## Supplied material
──────

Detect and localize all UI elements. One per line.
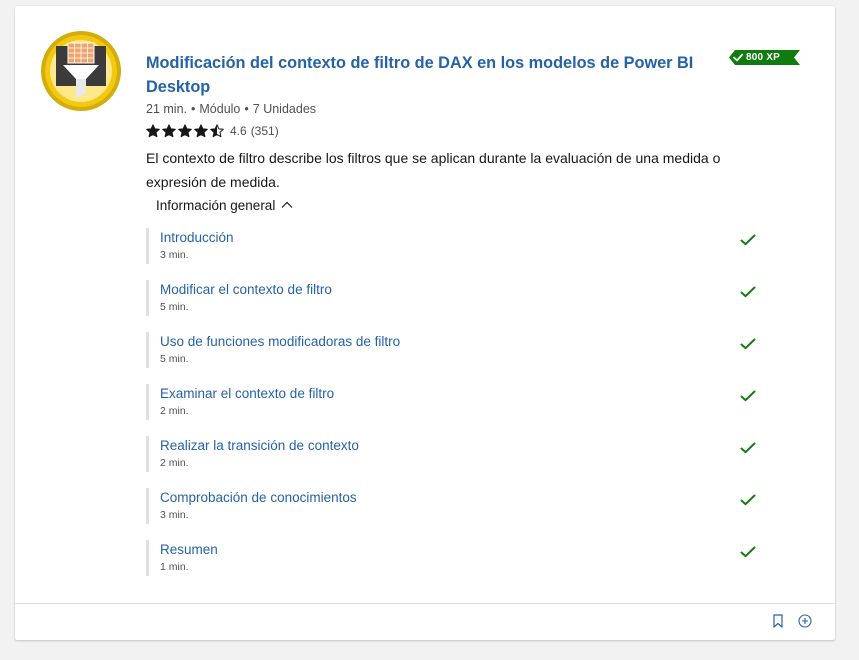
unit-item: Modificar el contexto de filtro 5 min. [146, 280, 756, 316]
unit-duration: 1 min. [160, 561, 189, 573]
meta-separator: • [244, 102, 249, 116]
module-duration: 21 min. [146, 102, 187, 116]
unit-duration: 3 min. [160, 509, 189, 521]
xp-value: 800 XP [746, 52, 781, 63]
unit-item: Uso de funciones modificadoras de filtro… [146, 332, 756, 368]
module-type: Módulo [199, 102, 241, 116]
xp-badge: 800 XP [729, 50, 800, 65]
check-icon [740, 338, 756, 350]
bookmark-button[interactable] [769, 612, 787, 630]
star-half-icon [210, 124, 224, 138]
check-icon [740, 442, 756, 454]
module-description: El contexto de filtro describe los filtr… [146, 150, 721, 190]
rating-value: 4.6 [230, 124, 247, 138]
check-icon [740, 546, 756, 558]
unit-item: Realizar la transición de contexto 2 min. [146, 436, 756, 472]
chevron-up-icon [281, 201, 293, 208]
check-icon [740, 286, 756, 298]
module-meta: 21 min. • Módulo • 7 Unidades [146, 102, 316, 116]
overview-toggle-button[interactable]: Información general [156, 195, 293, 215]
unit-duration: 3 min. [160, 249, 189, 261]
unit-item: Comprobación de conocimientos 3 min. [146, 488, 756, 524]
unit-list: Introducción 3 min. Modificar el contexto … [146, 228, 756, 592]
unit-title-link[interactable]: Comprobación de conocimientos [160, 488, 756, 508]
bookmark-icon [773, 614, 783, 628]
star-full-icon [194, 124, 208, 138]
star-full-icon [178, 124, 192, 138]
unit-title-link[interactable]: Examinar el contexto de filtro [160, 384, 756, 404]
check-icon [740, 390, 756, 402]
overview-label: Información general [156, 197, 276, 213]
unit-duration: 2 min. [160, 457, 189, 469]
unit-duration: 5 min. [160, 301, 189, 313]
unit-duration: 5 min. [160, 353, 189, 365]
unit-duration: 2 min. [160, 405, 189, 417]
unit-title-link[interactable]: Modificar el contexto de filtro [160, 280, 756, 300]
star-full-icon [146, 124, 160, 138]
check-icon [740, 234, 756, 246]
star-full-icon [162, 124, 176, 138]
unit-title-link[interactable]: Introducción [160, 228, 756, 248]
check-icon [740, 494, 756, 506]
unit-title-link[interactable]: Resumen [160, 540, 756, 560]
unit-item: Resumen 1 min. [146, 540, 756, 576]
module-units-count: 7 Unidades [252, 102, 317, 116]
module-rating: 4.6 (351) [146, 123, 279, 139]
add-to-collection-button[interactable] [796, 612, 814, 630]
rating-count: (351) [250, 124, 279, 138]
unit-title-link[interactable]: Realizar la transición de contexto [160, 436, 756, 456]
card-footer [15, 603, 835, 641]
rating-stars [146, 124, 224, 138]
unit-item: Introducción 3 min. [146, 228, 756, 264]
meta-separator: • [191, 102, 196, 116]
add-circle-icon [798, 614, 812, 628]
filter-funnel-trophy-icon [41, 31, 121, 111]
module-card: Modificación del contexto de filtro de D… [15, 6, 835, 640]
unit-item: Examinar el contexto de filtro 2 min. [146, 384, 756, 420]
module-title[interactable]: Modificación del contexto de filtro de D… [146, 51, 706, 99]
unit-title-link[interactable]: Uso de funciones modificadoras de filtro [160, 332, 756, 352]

──────

## Exercise instructions
Reproduce every line of the listing above without any changes, but omit the picture.

## Solution
Detect and localize all UI elements. One per line.
unit-item: Modificar el contexto de filtro 5 min. [146, 280, 756, 316]
unit-duration: 1 min. [160, 561, 189, 573]
meta-separator: • [244, 102, 249, 116]
module-duration: 21 min. [146, 102, 187, 116]
unit-duration: 3 min. [160, 509, 189, 521]
xp-value: 800 XP [746, 52, 781, 63]
unit-item: Uso de funciones modificadoras de filtro… [146, 332, 756, 368]
module-type: Módulo [199, 102, 241, 116]
xp-badge: 800 XP [729, 50, 800, 65]
check-icon [740, 338, 756, 350]
bookmark-button[interactable] [769, 612, 787, 630]
star-half-icon [210, 124, 224, 138]
check-icon [740, 442, 756, 454]
module-description: El contexto de filtro describe los filtr… [146, 150, 721, 190]
rating-value: 4.6 [230, 124, 247, 138]
check-icon [740, 546, 756, 558]
unit-item: Realizar la transición de contexto 2 min. [146, 436, 756, 472]
chevron-up-icon [281, 201, 293, 208]
check-icon [740, 286, 756, 298]
module-meta: 21 min. • Módulo • 7 Unidades [146, 102, 316, 116]
overview-toggle-button[interactable]: Información general [156, 195, 293, 215]
unit-duration: 3 min. [160, 249, 189, 261]
unit-item: Comprobación de conocimientos 3 min. [146, 488, 756, 524]
unit-list: Introducción 3 min. Modificar el contexto … [146, 228, 756, 592]
unit-title-link[interactable]: Comprobación de conocimientos [160, 488, 756, 508]
bookmark-icon [773, 614, 783, 628]
star-full-icon [194, 124, 208, 138]
star-full-icon [178, 124, 192, 138]
unit-title-link[interactable]: Examinar el contexto de filtro [160, 384, 756, 404]
check-icon [740, 390, 756, 402]
overview-label: Información general [156, 197, 276, 213]
unit-duration: 2 min. [160, 457, 189, 469]
unit-duration: 5 min. [160, 301, 189, 313]
unit-duration: 5 min. [160, 353, 189, 365]
unit-duration: 2 min. [160, 405, 189, 417]
unit-title-link[interactable]: Modificar el contexto de filtro [160, 280, 756, 300]
star-full-icon [146, 124, 160, 138]
check-icon [740, 234, 756, 246]
star-full-icon [162, 124, 176, 138]
unit-title-link[interactable]: Introducción [160, 228, 756, 248]
check-icon [740, 494, 756, 506]
unit-title-link[interactable]: Resumen [160, 540, 756, 560]
unit-item: Resumen 1 min. [146, 540, 756, 576]
module-units-count: 7 Unidades [252, 102, 317, 116]
module-rating: 4.6 (351) [146, 123, 279, 139]
add-to-collection-button[interactable] [796, 612, 814, 630]
rating-count: (351) [250, 124, 279, 138]
unit-title-link[interactable]: Realizar la transición de contexto [160, 436, 756, 456]
card-footer [15, 603, 835, 641]
rating-stars [146, 124, 224, 138]
unit-item: Introducción 3 min. [146, 228, 756, 264]
meta-separator: • [191, 102, 196, 116]
add-circle-icon [798, 614, 812, 628]
filter-funnel-trophy-icon [41, 31, 121, 111]
module-card: Modificación del contexto de filtro de D… [15, 6, 835, 640]
unit-item: Examinar el contexto de filtro 2 min. [146, 384, 756, 420]
module-title[interactable]: Modificación del contexto de filtro de D… [146, 51, 706, 99]
unit-title-link[interactable]: Uso de funciones modificadoras de filtro [160, 332, 756, 352]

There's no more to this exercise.